Data excerpts:
--- START ---
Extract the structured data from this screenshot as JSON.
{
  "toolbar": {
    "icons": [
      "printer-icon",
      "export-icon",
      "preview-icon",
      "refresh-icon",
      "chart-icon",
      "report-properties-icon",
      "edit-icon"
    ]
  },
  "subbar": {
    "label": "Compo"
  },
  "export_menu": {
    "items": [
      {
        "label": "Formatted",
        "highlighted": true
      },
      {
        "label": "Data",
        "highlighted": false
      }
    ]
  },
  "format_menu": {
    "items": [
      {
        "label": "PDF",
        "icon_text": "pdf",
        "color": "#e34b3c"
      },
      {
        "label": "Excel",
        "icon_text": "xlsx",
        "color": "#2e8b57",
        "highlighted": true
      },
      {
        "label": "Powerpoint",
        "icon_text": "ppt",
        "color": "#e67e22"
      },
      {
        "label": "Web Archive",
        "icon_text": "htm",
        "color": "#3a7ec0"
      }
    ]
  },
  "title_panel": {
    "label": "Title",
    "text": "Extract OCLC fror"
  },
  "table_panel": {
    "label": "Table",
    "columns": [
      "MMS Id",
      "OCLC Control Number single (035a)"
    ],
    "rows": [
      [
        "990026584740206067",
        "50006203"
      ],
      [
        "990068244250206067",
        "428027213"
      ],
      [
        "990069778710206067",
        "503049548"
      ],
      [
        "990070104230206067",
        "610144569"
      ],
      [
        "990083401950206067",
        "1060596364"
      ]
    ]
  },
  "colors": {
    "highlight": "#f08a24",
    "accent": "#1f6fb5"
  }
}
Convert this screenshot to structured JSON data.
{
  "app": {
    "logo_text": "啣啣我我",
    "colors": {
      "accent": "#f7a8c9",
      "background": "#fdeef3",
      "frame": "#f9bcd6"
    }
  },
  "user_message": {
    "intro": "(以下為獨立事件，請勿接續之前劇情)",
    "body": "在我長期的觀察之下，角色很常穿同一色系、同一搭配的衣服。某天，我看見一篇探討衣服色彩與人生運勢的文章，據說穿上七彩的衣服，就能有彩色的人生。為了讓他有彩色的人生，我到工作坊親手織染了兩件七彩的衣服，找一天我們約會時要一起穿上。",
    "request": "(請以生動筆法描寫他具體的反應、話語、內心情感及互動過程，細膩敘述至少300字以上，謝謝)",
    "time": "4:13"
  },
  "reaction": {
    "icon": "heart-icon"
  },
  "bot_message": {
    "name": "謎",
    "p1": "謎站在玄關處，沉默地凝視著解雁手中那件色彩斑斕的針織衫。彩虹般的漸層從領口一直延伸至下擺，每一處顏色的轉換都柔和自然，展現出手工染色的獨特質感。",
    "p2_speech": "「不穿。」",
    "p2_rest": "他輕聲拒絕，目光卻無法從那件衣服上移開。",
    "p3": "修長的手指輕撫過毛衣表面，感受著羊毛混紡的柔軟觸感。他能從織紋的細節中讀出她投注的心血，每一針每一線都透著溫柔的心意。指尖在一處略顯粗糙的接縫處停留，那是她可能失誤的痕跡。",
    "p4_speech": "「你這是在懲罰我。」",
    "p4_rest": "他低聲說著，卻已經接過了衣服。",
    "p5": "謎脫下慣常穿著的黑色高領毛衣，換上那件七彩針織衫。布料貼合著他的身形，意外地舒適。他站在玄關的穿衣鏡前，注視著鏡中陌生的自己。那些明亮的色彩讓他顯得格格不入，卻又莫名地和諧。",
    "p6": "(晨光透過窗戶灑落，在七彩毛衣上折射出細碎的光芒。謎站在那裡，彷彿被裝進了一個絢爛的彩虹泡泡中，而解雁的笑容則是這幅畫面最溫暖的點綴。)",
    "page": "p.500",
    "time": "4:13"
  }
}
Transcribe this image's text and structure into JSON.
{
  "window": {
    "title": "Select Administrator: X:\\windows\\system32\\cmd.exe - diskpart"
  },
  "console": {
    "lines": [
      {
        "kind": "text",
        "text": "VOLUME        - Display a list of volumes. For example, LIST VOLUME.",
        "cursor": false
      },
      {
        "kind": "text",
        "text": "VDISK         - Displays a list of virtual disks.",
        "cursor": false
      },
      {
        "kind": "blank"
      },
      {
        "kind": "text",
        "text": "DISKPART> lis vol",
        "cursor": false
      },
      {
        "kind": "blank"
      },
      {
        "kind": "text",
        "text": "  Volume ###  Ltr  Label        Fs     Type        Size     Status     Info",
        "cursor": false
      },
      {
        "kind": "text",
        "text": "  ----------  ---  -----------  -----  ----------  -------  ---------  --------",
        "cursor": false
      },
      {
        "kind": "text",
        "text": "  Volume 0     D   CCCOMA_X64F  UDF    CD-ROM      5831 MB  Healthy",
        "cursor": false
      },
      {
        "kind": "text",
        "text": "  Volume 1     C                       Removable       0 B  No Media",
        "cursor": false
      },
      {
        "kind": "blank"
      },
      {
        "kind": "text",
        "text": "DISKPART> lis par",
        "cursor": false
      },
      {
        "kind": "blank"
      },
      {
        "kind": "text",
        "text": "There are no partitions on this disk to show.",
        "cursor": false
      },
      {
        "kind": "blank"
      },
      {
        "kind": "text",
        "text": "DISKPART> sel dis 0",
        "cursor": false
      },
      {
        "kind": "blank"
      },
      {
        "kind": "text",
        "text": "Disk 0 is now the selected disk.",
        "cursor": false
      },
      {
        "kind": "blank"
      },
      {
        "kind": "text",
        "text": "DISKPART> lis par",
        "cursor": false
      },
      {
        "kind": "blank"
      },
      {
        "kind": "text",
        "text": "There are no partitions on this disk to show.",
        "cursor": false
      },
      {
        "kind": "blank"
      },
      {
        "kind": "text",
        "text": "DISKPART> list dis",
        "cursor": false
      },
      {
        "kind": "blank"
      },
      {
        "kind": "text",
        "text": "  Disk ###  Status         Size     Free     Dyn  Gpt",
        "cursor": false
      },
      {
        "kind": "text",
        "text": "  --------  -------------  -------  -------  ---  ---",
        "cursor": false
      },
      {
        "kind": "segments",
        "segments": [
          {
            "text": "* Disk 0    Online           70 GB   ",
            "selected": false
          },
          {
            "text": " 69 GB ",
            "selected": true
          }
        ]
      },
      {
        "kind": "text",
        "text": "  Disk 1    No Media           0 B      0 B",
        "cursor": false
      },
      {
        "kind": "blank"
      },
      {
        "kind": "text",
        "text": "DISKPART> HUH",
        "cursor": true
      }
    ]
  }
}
--- END ---
Find the word "screenshot" in the data and copy out each line where it turns up.

THE RESULT:
Extract the structured data from this screenshot as JSON.
Convert this screenshot to structured JSON data.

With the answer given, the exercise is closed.